→ WHAT YOU ARE ASKED TO DO: Locate each line with the string "View" in the listing below and copy it.

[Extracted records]
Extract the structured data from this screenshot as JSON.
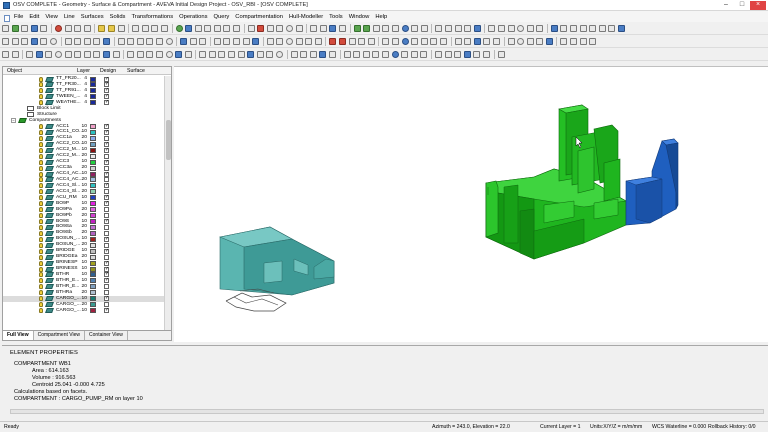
{
  "window": {
    "title": "OSV COMPLETE - Geometry - Surface & Compartment - AVEVA Initial Design Project - OSV_RBI - [OSV COMPLETE]"
  },
  "menu": [
    "File",
    "Edit",
    "View",
    "Line",
    "Surfaces",
    "Solids",
    "Transformations",
    "Operations",
    "Query",
    "Compartmentation",
    "Hull-Modeller",
    "Tools",
    "Window",
    "Help"
  ],
  "tree": {
    "columns": {
      "object": "Object",
      "layer": "Layer",
      "design": "Design",
      "surface": "Surface"
    },
    "rows": [
      {
        "indent": 1,
        "type": "lamp-ico",
        "label": "TT_FR20...",
        "layer": "4",
        "color": "#1a2a9a",
        "checked": true
      },
      {
        "indent": 1,
        "type": "lamp-ico",
        "label": "TT_FR30...",
        "layer": "4",
        "color": "#1a2a9a",
        "checked": true
      },
      {
        "indent": 1,
        "type": "lamp-ico",
        "label": "TT_FR91...",
        "layer": "4",
        "color": "#1a2a9a",
        "checked": true
      },
      {
        "indent": 1,
        "type": "lamp-ico",
        "label": "TWEEN_...",
        "layer": "4",
        "color": "#1a2a9a",
        "checked": true
      },
      {
        "indent": 1,
        "type": "lamp-ico",
        "label": "WEATHE...",
        "layer": "4",
        "color": "#1a2a9a",
        "checked": true
      },
      {
        "indent": 0,
        "type": "plain",
        "label": "Block Limit"
      },
      {
        "indent": 0,
        "type": "plain",
        "label": "Structure"
      },
      {
        "indent": -1,
        "type": "folder",
        "label": "Compartments"
      },
      {
        "indent": 1,
        "type": "lamp-ico",
        "label": "ACC1",
        "layer": "10",
        "color": "#f0a0c8",
        "checked": true
      },
      {
        "indent": 1,
        "type": "lamp-ico",
        "label": "ACC1_CO...",
        "layer": "10",
        "color": "#2ac0c0",
        "checked": true
      },
      {
        "indent": 1,
        "type": "lamp-ico",
        "label": "ACC1a",
        "layer": "20",
        "color": "#8aa8e8",
        "checked": false
      },
      {
        "indent": 1,
        "type": "lamp-ico",
        "label": "ACC2_CO...",
        "layer": "10",
        "color": "#70a0c0",
        "checked": true
      },
      {
        "indent": 1,
        "type": "lamp-ico",
        "label": "ACC2_M...",
        "layer": "10",
        "color": "#8a1010",
        "checked": true
      },
      {
        "indent": 1,
        "type": "lamp-ico",
        "label": "ACC2_M...",
        "layer": "20",
        "color": "#e8e8e8",
        "checked": false
      },
      {
        "indent": 1,
        "type": "lamp-ico",
        "label": "ACC3",
        "layer": "10",
        "color": "#20d040",
        "checked": true
      },
      {
        "indent": 1,
        "type": "lamp-ico",
        "label": "ACC3a",
        "layer": "20",
        "color": "#d0d0d0",
        "checked": false
      },
      {
        "indent": 1,
        "type": "lamp-ico",
        "label": "ACC4_AC...",
        "layer": "10",
        "color": "#902060",
        "checked": true
      },
      {
        "indent": 1,
        "type": "lamp-ico",
        "label": "ACC4_AC...",
        "layer": "20",
        "color": "#a0c0e0",
        "checked": false
      },
      {
        "indent": 1,
        "type": "lamp-ico",
        "label": "ACC4_Sl...",
        "layer": "10",
        "color": "#30c0c0",
        "checked": true
      },
      {
        "indent": 1,
        "type": "lamp-ico",
        "label": "ACC4_Sl...",
        "layer": "20",
        "color": "#90d0b0",
        "checked": false
      },
      {
        "indent": 1,
        "type": "lamp-ico",
        "label": "ACU_RM",
        "layer": "10",
        "color": "#2040c0",
        "checked": true
      },
      {
        "indent": 1,
        "type": "lamp-ico",
        "label": "BO9P",
        "layer": "10",
        "color": "#e020e0",
        "checked": true
      },
      {
        "indent": 1,
        "type": "lamp-ico",
        "label": "BO9Pa",
        "layer": "20",
        "color": "#e060e0",
        "checked": false
      },
      {
        "indent": 1,
        "type": "lamp-ico",
        "label": "BO9Pb",
        "layer": "20",
        "color": "#d040d0",
        "checked": false
      },
      {
        "indent": 1,
        "type": "lamp-ico",
        "label": "BO9S",
        "layer": "10",
        "color": "#c020c0",
        "checked": true
      },
      {
        "indent": 1,
        "type": "lamp-ico",
        "label": "BO9Sa",
        "layer": "20",
        "color": "#c070d0",
        "checked": false
      },
      {
        "indent": 1,
        "type": "lamp-ico",
        "label": "BO9Sb",
        "layer": "20",
        "color": "#b060c0",
        "checked": false
      },
      {
        "indent": 1,
        "type": "lamp-ico",
        "label": "BOSUN_...",
        "layer": "10",
        "color": "#a02020",
        "checked": true
      },
      {
        "indent": 1,
        "type": "lamp-ico",
        "label": "BOSUN_...",
        "layer": "20",
        "color": "#e0e0e0",
        "checked": false
      },
      {
        "indent": 1,
        "type": "lamp-ico",
        "label": "BRIDGE",
        "layer": "10",
        "color": "#c0c0c0",
        "checked": true
      },
      {
        "indent": 1,
        "type": "lamp-ico",
        "label": "BRIDGEa",
        "layer": "20",
        "color": "#d8d8d8",
        "checked": false
      },
      {
        "indent": 1,
        "type": "lamp-ico",
        "label": "BRINESP",
        "layer": "10",
        "color": "#a0a020",
        "checked": true
      },
      {
        "indent": 1,
        "type": "lamp-ico",
        "label": "BRINESS",
        "layer": "10",
        "color": "#909020",
        "checked": true
      },
      {
        "indent": 1,
        "type": "lamp-ico",
        "label": "BTHR",
        "layer": "10",
        "color": "#306090",
        "checked": true
      },
      {
        "indent": 1,
        "type": "lamp-ico",
        "label": "BTHR_E...",
        "layer": "10",
        "color": "#5080b0",
        "checked": true
      },
      {
        "indent": 1,
        "type": "lamp-ico",
        "label": "BTHR_E...",
        "layer": "20",
        "color": "#80a0c0",
        "checked": false
      },
      {
        "indent": 1,
        "type": "lamp-ico",
        "label": "BTHRa",
        "layer": "20",
        "color": "#b0c0d0",
        "checked": false
      },
      {
        "indent": 1,
        "type": "lamp-ico",
        "label": "CARGO_...",
        "layer": "10",
        "color": "#1a7a70",
        "checked": true,
        "selected": true
      },
      {
        "indent": 1,
        "type": "lamp-ico",
        "label": "CARGO_...",
        "layer": "20",
        "color": "#3a9a90",
        "checked": false
      },
      {
        "indent": 1,
        "type": "lamp-ico",
        "label": "CARGO_...",
        "layer": "10",
        "color": "#a02040",
        "checked": true
      }
    ]
  },
  "tabs": [
    "Full View",
    "Compartment View",
    "Container View"
  ],
  "properties": {
    "title": "ELEMENT PROPERTIES",
    "lines": [
      "COMPARTMENT WB1",
      "Area    :  614.163",
      "Volume  :  916.563",
      "Centroid 25.041 -0.000 4.725",
      "Calculations based on facets.",
      "COMPARTMENT : CARGO_PUMP_RM on layer 10"
    ]
  },
  "status": {
    "ready": "Ready",
    "azimuth": "Azimuth = 243.0, Elevation = 22.0",
    "layer": "Current Layer = 1",
    "units": "Units:X/Y/Z = m/m/mm",
    "waterline": "WCS Waterline = 0.000",
    "rollback": "Rollback History: 0/0"
  },
  "colors": {
    "green_compartment": "#1fb51f",
    "blue_compartment": "#1f5fbf",
    "teal_compartment": "#4aa5a5"
  }
}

→ SOLUTION FOR THIS EXERCISE:
    "View",
    "Full View",
    "Compartment View",
    "Container View"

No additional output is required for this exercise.